▸ Data supplied:
begin

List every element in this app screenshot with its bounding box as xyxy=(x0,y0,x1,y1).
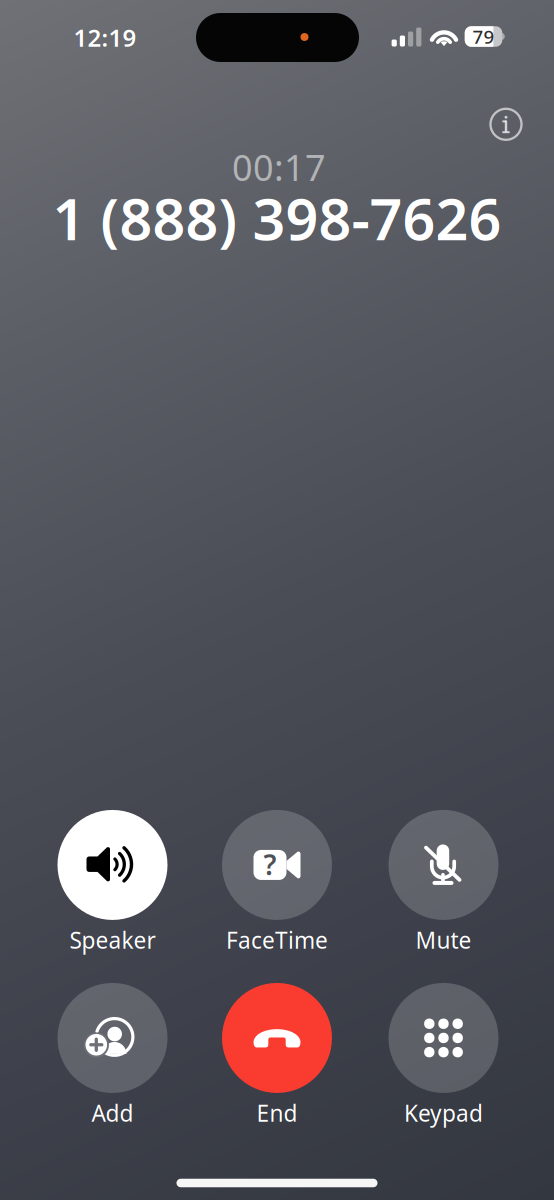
staticText: Add xyxy=(92,1098,134,1128)
button[interactable]: Add xyxy=(32,983,192,1128)
staticText: Keypad xyxy=(404,1098,483,1128)
staticText: Speaker xyxy=(70,925,156,955)
staticText: 00:17 xyxy=(232,143,326,191)
staticText: FaceTime xyxy=(226,925,328,955)
staticText: 79 xyxy=(472,24,494,49)
button[interactable]: Mute xyxy=(364,810,524,955)
staticText: Mute xyxy=(416,925,472,955)
staticText: 12:19 xyxy=(74,22,136,54)
button[interactable]: Keypad xyxy=(364,983,524,1128)
staticText: End xyxy=(256,1098,298,1128)
button[interactable]: End xyxy=(197,983,357,1128)
button[interactable]: ? xyxy=(197,810,357,955)
button[interactable]: Speaker xyxy=(32,810,192,955)
staticText: 1 (888) 398-7626 xyxy=(52,180,502,256)
staticText: ? xyxy=(264,846,276,883)
button[interactable]: Call details xyxy=(482,100,530,149)
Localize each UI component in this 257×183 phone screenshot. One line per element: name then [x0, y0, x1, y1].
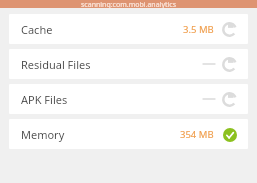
- button[interactable]: APK Files: [9, 84, 248, 114]
- staticText: Residual Files: [21, 57, 91, 72]
- button[interactable]: Cache: [9, 14, 248, 44]
- staticText: APK Files: [21, 92, 68, 107]
- button[interactable]: Memory: [9, 119, 248, 149]
- button[interactable]: Memory scan complete: [221, 126, 238, 143]
- button[interactable]: Scanning in progress: [221, 56, 238, 73]
- staticText: Memory: [21, 127, 65, 142]
- staticText: Cache: [21, 22, 53, 37]
- staticText: scanning:com.mobi.analytics: [81, 0, 176, 8]
- staticText: 354 MB: [180, 128, 214, 141]
- button[interactable]: Scanning in progress: [221, 91, 238, 108]
- button[interactable]: Scanning in progress: [221, 21, 238, 38]
- button[interactable]: Residual Files: [9, 49, 248, 79]
- staticText: 3.5 MB: [183, 23, 214, 36]
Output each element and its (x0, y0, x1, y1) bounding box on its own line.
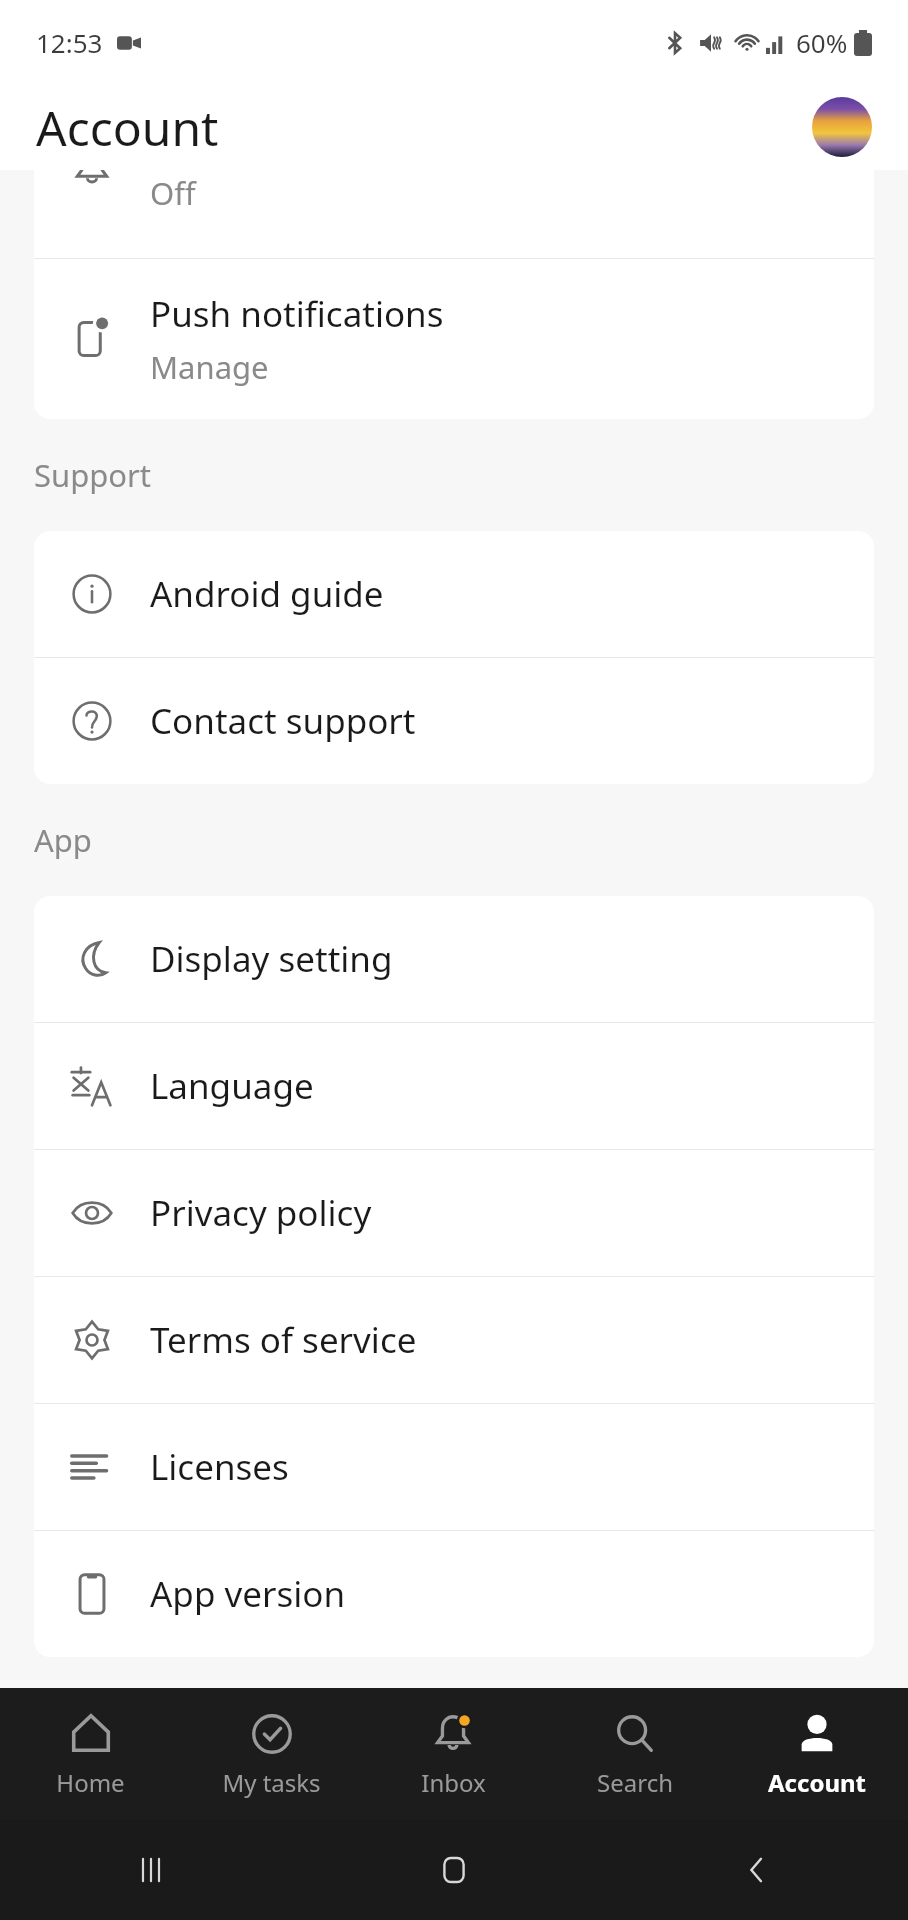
button[interactable]: Search (544, 1688, 726, 1820)
button[interactable]: Push notifications (34, 259, 874, 419)
staticText: App (34, 819, 92, 861)
staticText: 12:53 (36, 25, 103, 60)
button[interactable]: Language (34, 1023, 874, 1149)
staticText: Display setting (150, 935, 393, 983)
button[interactable]: Profile (812, 97, 872, 157)
staticText: Terms of service (150, 1316, 417, 1364)
button[interactable]: App version (34, 1531, 874, 1657)
button[interactable]: Licenses (34, 1404, 874, 1530)
button[interactable]: Account (726, 1688, 908, 1820)
staticText: Language (150, 1062, 314, 1110)
staticText: Account (768, 1766, 866, 1799)
staticText: Privacy policy (150, 1189, 372, 1237)
button[interactable]: Home (0, 1688, 181, 1820)
staticText: Contact support (150, 697, 416, 745)
staticText: Search (597, 1766, 673, 1799)
button[interactable]: Display setting (34, 896, 874, 1022)
staticText: Licenses (150, 1443, 289, 1491)
staticText: Push notifications (150, 290, 444, 338)
button[interactable]: My tasks (181, 1688, 362, 1820)
button[interactable]: Contact support (34, 658, 874, 784)
staticText: 60% (796, 25, 848, 60)
staticText: Manage (150, 346, 269, 388)
staticText: Home (56, 1766, 125, 1799)
staticText: Android guide (150, 570, 384, 618)
button[interactable]: Terms of service (34, 1277, 874, 1403)
staticText: Account (36, 95, 219, 160)
staticText: Support (34, 454, 152, 496)
button[interactable]: Inbox (362, 1688, 544, 1820)
staticText: App version (150, 1570, 346, 1618)
other: Recents (131, 1850, 171, 1890)
button[interactable]: Off (34, 170, 874, 258)
staticText: Off (150, 172, 196, 214)
button[interactable]: Android guide (34, 531, 874, 657)
other: Home (434, 1850, 474, 1890)
other: Back (737, 1850, 777, 1890)
staticText: Inbox (421, 1766, 486, 1799)
button[interactable]: Privacy policy (34, 1150, 874, 1276)
staticText: My tasks (222, 1766, 321, 1799)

end

Find each line above that contains the word "notifications", and copy those lines in full.

button[interactable]: Push notifications (34, 259, 874, 419)
staticText: Push notifications (150, 290, 444, 338)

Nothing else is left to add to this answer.